What is needed:
The listing must be reproduced in full, exactly as it stands.

Supplied material:

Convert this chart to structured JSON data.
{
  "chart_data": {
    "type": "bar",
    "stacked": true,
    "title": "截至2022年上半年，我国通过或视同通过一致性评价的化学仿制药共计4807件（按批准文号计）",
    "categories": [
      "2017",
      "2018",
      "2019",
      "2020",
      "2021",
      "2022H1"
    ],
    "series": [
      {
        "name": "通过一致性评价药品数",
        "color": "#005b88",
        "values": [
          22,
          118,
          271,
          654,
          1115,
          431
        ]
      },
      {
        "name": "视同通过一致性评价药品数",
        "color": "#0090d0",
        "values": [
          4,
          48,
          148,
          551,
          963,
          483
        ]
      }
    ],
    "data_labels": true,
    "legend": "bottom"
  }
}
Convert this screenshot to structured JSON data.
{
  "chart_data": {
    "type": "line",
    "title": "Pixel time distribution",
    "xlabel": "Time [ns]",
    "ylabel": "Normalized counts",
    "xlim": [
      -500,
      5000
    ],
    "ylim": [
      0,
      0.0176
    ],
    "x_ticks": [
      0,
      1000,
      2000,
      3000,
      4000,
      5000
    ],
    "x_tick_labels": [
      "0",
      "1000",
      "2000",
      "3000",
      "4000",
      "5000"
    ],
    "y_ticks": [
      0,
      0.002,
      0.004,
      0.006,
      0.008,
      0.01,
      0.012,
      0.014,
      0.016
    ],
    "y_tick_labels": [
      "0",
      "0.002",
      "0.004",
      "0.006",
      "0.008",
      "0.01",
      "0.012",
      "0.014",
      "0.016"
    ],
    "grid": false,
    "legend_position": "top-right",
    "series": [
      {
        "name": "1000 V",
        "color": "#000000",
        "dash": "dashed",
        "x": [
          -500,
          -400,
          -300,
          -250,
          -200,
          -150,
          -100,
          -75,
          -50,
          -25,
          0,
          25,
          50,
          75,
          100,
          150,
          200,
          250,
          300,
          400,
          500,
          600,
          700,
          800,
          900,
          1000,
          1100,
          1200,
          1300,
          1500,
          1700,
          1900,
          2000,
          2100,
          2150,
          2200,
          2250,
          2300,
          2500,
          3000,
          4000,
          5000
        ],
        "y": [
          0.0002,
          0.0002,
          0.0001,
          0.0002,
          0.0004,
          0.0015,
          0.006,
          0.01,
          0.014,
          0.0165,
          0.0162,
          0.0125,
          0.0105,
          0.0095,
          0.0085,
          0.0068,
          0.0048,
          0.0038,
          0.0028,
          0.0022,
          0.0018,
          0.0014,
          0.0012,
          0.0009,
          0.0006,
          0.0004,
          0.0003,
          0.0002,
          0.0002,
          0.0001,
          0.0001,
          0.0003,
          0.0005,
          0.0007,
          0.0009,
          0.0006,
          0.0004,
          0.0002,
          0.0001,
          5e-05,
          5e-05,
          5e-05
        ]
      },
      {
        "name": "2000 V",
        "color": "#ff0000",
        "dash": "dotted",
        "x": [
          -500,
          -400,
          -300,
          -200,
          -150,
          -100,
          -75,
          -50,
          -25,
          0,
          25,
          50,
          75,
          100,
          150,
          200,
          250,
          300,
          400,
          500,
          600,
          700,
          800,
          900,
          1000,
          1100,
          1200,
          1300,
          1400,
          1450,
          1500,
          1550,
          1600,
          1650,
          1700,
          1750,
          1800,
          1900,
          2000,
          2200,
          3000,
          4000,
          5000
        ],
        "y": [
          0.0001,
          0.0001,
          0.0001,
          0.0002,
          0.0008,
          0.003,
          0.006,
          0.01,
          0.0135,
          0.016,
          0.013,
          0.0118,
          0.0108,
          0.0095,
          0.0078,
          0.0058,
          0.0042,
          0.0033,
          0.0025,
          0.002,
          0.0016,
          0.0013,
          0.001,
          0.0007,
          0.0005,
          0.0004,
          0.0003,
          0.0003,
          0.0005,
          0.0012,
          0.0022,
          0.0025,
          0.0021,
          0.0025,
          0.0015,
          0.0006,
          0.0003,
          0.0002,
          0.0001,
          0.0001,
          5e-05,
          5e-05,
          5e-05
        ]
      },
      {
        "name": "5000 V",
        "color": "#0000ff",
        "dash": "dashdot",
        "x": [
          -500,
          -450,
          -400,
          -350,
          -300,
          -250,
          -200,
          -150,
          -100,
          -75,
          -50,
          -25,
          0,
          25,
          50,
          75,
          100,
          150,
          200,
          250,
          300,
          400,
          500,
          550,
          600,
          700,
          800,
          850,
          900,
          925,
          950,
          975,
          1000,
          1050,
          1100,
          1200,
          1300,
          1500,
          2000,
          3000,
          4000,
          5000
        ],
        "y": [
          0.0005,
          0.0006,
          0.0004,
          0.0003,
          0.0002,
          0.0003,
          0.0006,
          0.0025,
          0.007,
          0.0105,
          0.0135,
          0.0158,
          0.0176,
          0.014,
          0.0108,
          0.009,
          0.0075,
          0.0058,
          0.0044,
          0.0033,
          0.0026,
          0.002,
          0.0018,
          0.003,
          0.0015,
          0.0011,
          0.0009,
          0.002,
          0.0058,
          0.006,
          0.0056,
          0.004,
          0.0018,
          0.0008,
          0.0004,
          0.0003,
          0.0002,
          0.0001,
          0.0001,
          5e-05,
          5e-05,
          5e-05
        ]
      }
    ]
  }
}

Exercise result:
Convert this chart to structured JSON data.
{
  "chart_data": {
    "type": "bar",
    "stacked": true,
    "title": "截至2022年上半年，我国通过或视同通过一致性评价的化学仿制药共计4807件（按批准文号计）",
    "categories": [
      "2017",
      "2018",
      "2019",
      "2020",
      "2021",
      "2022H1"
    ],
    "series": [
      {
        "name": "通过一致性评价药品数",
        "color": "#005b88",
        "values": [
          22,
          118,
          271,
          654,
          1115,
          431
        ]
      },
      {
        "name": "视同通过一致性评价药品数",
        "color": "#0090d0",
        "values": [
          4,
          48,
          148,
          551,
          963,
          483
        ]
      }
    ],
    "data_labels": true,
    "legend": "bottom"
  }
}
Convert this screenshot to structured JSON data.
{
  "chart_data": {
    "type": "line",
    "title": "Pixel time distribution",
    "xlabel": "Time [ns]",
    "ylabel": "Normalized counts",
    "xlim": [
      -500,
      5000
    ],
    "ylim": [
      0,
      0.0176
    ],
    "x_ticks": [
      0,
      1000,
      2000,
      3000,
      4000,
      5000
    ],
    "x_tick_labels": [
      "0",
      "1000",
      "2000",
      "3000",
      "4000",
      "5000"
    ],
    "y_ticks": [
      0,
      0.002,
      0.004,
      0.006,
      0.008,
      0.01,
      0.012,
      0.014,
      0.016
    ],
    "y_tick_labels": [
      "0",
      "0.002",
      "0.004",
      "0.006",
      "0.008",
      "0.01",
      "0.012",
      "0.014",
      "0.016"
    ],
    "grid": false,
    "legend_position": "top-right",
    "series": [
      {
        "name": "1000 V",
        "color": "#000000",
        "dash": "dashed",
        "x": [
          -500,
          -400,
          -300,
          -250,
          -200,
          -150,
          -100,
          -75,
          -50,
          -25,
          0,
          25,
          50,
          75,
          100,
          150,
          200,
          250,
          300,
          400,
          500,
          600,
          700,
          800,
          900,
          1000,
          1100,
          1200,
          1300,
          1500,
          1700,
          1900,
          2000,
          2100,
          2150,
          2200,
          2250,
          2300,
          2500,
          3000,
          4000,
          5000
        ],
        "y": [
          0.0002,
          0.0002,
          0.0001,
          0.0002,
          0.0004,
          0.0015,
          0.006,
          0.01,
          0.014,
          0.0165,
          0.0162,
          0.0125,
          0.0105,
          0.0095,
          0.0085,
          0.0068,
          0.0048,
          0.0038,
          0.0028,
          0.0022,
          0.0018,
          0.0014,
          0.0012,
          0.0009,
          0.0006,
          0.0004,
          0.0003,
          0.0002,
          0.0002,
          0.0001,
          0.0001,
          0.0003,
          0.0005,
          0.0007,
          0.0009,
          0.0006,
          0.0004,
          0.0002,
          0.0001,
          5e-05,
          5e-05,
          5e-05
        ]
      },
      {
        "name": "2000 V",
        "color": "#ff0000",
        "dash": "dotted",
        "x": [
          -500,
          -400,
          -300,
          -200,
          -150,
          -100,
          -75,
          -50,
          -25,
          0,
          25,
          50,
          75,
          100,
          150,
          200,
          250,
          300,
          400,
          500,
          600,
          700,
          800,
          900,
          1000,
          1100,
          1200,
          1300,
          1400,
          1450,
          1500,
          1550,
          1600,
          1650,
          1700,
          1750,
          1800,
          1900,
          2000,
          2200,
          3000,
          4000,
          5000
        ],
        "y": [
          0.0001,
          0.0001,
          0.0001,
          0.0002,
          0.0008,
          0.003,
          0.006,
          0.01,
          0.0135,
          0.016,
          0.013,
          0.0118,
          0.0108,
          0.0095,
          0.0078,
          0.0058,
          0.0042,
          0.0033,
          0.0025,
          0.002,
          0.0016,
          0.0013,
          0.001,
          0.0007,
          0.0005,
          0.0004,
          0.0003,
          0.0003,
          0.0005,
          0.0012,
          0.0022,
          0.0025,
          0.0021,
          0.0025,
          0.0015,
          0.0006,
          0.0003,
          0.0002,
          0.0001,
          0.0001,
          5e-05,
          5e-05,
          5e-05
        ]
      },
      {
        "name": "5000 V",
        "color": "#0000ff",
        "dash": "dashdot",
        "x": [
          -500,
          -450,
          -400,
          -350,
          -300,
          -250,
          -200,
          -150,
          -100,
          -75,
          -50,
          -25,
          0,
          25,
          50,
          75,
          100,
          150,
          200,
          250,
          300,
          400,
          500,
          550,
          600,
          700,
          800,
          850,
          900,
          925,
          950,
          975,
          1000,
          1050,
          1100,
          1200,
          1300,
          1500,
          2000,
          3000,
          4000,
          5000
        ],
        "y": [
          0.0005,
          0.0006,
          0.0004,
          0.0003,
          0.0002,
          0.0003,
          0.0006,
          0.0025,
          0.007,
          0.0105,
          0.0135,
          0.0158,
          0.0176,
          0.014,
          0.0108,
          0.009,
          0.0075,
          0.0058,
          0.0044,
          0.0033,
          0.0026,
          0.002,
          0.0018,
          0.003,
          0.0015,
          0.0011,
          0.0009,
          0.002,
          0.0058,
          0.006,
          0.0056,
          0.004,
          0.0018,
          0.0008,
          0.0004,
          0.0003,
          0.0002,
          0.0001,
          0.0001,
          5e-05,
          5e-05,
          5e-05
        ]
      }
    ]
  }
}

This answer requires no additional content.